Passage to read:
★ ★ ★ ★ ★

The mechanism of brain reorganization in pain chronification is unknown. In a longitudinal brain imaging study, subacute back pain (SBP) patients were followed over the course of 1 year. When pain persisted (SBPp, in contrast to recovering SBP and healthy controls), brain gray matter density decreased. Initially greater functional connectivity of nucleus accumbens with prefrontal cortex predicted pain persistence, implying that corticostriatal circuitry is causally involved in the transition from acute to chronic pain.

★ ★ ★ ★ ★

Dataset entries:

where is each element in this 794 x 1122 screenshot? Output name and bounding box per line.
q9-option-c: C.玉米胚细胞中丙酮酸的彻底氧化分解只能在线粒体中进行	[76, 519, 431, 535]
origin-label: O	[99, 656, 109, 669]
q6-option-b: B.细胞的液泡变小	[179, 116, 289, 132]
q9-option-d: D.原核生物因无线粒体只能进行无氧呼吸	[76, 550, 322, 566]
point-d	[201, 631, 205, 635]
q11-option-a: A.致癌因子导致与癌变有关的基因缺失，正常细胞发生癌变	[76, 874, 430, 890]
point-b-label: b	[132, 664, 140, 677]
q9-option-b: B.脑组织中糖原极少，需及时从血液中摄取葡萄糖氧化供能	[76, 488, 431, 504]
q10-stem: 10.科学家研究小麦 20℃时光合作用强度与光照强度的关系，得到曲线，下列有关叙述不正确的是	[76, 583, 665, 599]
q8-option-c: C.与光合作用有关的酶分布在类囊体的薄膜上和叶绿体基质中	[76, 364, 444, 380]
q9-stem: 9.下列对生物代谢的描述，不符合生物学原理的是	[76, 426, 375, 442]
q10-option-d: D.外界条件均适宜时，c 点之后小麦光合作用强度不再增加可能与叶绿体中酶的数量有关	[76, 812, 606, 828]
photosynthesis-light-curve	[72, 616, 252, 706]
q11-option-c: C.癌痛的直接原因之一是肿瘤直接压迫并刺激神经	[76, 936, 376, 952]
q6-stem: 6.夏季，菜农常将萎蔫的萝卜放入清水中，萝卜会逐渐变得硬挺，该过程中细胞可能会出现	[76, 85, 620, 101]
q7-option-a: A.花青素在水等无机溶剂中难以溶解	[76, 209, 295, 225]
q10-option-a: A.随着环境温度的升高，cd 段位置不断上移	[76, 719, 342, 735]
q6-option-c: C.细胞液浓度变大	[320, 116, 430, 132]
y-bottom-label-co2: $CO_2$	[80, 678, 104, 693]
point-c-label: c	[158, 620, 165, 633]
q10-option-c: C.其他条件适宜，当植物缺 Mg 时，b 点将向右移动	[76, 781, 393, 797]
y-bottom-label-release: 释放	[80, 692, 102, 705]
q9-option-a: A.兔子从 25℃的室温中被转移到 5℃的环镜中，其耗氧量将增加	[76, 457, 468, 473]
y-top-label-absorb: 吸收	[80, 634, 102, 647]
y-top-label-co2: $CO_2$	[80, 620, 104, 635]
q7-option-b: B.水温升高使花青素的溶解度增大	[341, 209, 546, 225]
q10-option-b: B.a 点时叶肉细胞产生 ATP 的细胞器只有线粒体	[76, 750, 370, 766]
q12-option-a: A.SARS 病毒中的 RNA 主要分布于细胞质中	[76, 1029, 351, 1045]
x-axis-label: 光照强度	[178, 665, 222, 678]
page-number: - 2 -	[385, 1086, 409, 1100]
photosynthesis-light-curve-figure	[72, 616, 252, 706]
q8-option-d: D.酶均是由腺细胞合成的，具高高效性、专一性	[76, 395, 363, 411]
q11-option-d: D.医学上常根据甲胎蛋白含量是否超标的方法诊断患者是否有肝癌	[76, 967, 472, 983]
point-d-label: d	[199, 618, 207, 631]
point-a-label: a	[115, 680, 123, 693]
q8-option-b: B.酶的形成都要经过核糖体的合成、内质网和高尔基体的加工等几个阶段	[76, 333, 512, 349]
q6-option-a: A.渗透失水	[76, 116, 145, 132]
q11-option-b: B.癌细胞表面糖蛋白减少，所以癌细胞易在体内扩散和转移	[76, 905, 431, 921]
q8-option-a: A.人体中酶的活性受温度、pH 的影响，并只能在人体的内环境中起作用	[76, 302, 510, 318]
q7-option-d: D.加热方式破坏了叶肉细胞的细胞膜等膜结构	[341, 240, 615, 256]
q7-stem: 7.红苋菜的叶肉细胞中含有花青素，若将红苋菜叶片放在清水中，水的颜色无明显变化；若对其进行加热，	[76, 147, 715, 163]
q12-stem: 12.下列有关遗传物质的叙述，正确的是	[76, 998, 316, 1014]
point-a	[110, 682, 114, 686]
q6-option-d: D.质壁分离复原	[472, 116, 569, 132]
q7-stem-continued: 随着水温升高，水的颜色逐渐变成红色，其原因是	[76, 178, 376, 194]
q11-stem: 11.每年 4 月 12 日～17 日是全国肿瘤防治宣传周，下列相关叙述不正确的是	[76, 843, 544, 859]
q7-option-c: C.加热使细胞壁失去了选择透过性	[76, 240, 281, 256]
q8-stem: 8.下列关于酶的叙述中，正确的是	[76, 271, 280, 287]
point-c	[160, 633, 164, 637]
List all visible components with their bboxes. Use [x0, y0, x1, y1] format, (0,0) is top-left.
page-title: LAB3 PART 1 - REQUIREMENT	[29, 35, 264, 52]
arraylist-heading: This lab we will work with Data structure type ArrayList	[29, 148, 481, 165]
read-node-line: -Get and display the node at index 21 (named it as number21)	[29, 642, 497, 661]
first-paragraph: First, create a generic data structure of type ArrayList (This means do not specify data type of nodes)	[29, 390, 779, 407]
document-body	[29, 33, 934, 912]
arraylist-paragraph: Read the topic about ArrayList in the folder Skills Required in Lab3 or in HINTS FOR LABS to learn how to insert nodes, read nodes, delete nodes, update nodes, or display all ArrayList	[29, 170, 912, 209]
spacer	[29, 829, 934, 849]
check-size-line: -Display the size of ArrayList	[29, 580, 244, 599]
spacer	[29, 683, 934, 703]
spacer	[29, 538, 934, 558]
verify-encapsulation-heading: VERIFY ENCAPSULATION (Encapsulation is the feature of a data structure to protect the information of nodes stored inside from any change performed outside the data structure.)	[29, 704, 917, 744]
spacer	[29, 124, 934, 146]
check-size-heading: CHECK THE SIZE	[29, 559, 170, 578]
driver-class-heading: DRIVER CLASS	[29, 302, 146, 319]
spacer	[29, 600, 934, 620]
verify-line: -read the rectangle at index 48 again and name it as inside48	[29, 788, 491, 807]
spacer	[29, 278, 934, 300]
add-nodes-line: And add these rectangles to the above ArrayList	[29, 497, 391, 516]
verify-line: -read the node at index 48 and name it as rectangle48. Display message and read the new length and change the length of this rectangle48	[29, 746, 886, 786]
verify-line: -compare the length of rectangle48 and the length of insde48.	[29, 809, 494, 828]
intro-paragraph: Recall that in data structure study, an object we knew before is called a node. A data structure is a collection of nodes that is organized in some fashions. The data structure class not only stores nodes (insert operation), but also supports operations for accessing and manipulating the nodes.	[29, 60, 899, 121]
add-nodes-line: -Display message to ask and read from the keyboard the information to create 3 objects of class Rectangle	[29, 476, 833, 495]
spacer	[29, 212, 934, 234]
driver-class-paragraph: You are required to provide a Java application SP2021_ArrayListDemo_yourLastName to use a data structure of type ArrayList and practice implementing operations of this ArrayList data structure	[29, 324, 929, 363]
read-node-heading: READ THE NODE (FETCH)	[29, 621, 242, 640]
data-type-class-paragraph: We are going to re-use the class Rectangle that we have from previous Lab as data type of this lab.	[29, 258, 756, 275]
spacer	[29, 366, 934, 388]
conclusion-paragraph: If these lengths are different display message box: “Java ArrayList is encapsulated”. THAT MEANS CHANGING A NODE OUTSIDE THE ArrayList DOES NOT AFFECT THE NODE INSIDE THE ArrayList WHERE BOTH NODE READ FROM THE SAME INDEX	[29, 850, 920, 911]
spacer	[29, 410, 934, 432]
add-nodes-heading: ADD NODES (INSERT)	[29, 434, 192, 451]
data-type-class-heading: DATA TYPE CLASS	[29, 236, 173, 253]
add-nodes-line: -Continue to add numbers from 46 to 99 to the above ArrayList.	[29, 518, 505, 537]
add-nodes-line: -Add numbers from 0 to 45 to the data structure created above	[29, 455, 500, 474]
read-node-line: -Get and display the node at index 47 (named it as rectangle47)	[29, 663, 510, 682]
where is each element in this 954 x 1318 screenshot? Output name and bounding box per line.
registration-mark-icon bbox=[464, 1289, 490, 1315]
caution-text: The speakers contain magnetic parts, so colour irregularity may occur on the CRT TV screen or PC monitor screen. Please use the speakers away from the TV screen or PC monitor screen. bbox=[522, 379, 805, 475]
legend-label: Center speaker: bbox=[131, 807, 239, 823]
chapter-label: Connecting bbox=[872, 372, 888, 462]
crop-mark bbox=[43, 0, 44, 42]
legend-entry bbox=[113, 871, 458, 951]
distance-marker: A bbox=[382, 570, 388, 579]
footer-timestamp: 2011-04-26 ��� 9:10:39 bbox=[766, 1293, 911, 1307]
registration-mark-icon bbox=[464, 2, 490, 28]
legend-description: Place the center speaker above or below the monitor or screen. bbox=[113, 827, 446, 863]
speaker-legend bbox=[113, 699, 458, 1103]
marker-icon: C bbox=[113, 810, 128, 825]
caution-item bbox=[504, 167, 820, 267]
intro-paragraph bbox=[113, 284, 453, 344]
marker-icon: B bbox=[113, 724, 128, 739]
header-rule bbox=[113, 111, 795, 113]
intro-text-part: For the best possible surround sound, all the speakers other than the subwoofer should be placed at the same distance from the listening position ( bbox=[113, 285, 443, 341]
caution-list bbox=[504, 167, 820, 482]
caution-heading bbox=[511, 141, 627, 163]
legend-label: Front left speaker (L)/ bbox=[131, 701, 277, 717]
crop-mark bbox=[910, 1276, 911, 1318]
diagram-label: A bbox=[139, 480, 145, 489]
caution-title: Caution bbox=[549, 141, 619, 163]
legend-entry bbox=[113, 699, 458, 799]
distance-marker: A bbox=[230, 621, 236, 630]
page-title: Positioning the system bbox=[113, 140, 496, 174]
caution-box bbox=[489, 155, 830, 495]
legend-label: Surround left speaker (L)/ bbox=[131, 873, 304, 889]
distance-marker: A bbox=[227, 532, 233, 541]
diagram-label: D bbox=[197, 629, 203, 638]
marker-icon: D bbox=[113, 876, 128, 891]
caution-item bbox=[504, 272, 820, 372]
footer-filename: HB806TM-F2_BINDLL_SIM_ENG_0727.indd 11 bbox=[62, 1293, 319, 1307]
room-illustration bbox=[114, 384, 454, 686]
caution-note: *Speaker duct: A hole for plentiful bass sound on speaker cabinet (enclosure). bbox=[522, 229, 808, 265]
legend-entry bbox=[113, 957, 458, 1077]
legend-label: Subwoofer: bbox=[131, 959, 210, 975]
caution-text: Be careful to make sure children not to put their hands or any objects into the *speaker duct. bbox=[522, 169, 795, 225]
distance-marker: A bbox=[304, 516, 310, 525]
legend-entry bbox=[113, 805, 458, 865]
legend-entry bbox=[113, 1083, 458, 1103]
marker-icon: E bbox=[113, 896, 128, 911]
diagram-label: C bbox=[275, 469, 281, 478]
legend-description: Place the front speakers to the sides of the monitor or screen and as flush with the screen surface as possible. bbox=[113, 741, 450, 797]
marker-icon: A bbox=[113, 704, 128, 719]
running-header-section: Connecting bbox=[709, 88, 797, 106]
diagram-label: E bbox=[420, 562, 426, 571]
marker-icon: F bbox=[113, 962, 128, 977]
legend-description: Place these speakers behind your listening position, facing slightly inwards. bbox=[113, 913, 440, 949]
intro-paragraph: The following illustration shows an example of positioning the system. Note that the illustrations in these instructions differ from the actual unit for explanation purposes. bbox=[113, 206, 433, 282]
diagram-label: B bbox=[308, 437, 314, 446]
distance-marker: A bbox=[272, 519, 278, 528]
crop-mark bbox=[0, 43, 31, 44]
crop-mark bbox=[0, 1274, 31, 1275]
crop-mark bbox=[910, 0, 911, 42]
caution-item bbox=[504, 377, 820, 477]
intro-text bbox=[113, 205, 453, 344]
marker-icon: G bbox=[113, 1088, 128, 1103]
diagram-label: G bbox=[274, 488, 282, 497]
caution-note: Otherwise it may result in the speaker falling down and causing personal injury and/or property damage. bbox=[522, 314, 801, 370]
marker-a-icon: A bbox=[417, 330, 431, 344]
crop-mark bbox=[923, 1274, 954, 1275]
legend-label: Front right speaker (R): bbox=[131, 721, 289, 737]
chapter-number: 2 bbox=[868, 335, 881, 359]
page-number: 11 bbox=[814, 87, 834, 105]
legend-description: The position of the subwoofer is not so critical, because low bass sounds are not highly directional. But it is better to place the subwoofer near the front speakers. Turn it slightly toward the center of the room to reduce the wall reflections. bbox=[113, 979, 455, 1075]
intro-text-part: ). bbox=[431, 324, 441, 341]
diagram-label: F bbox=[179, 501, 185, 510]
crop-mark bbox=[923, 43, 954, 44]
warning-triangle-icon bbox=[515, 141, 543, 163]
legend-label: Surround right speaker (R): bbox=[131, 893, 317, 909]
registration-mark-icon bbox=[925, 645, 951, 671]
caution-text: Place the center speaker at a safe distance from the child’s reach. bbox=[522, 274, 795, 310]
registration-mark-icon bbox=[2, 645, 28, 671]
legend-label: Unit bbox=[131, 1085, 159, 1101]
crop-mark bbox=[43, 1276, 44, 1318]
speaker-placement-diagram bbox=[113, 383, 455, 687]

★ ★ ★ ★ ★

Work instruction 1: Please list the groups that the passage on back pain compares in the sentence beginning "When pain persisted".
Work instruction 2: In the passage on back pain, switch "nucleus accumbens" to "hippocampus" and write out the text from "The mechanism of" up to and including "to chronic pain.".

Exercise output 1: SBPp, recovering SBP, healthy controls

Exercise output 2:
The mechanism of brain reorganization in pain chronification is unknown. In a longitudinal brain imaging study, subacute back pain (SBP) patients were followed over the course of 1 year. When pain persisted (SBPp, in contrast to recovering SBP and healthy controls), brain gray matter density decreased. Initially greater functional connectivity of hippocampus with prefrontal cortex predicted pain persistence, implying that corticostriatal circuitry is causally involved in the transition from acute to chronic pain.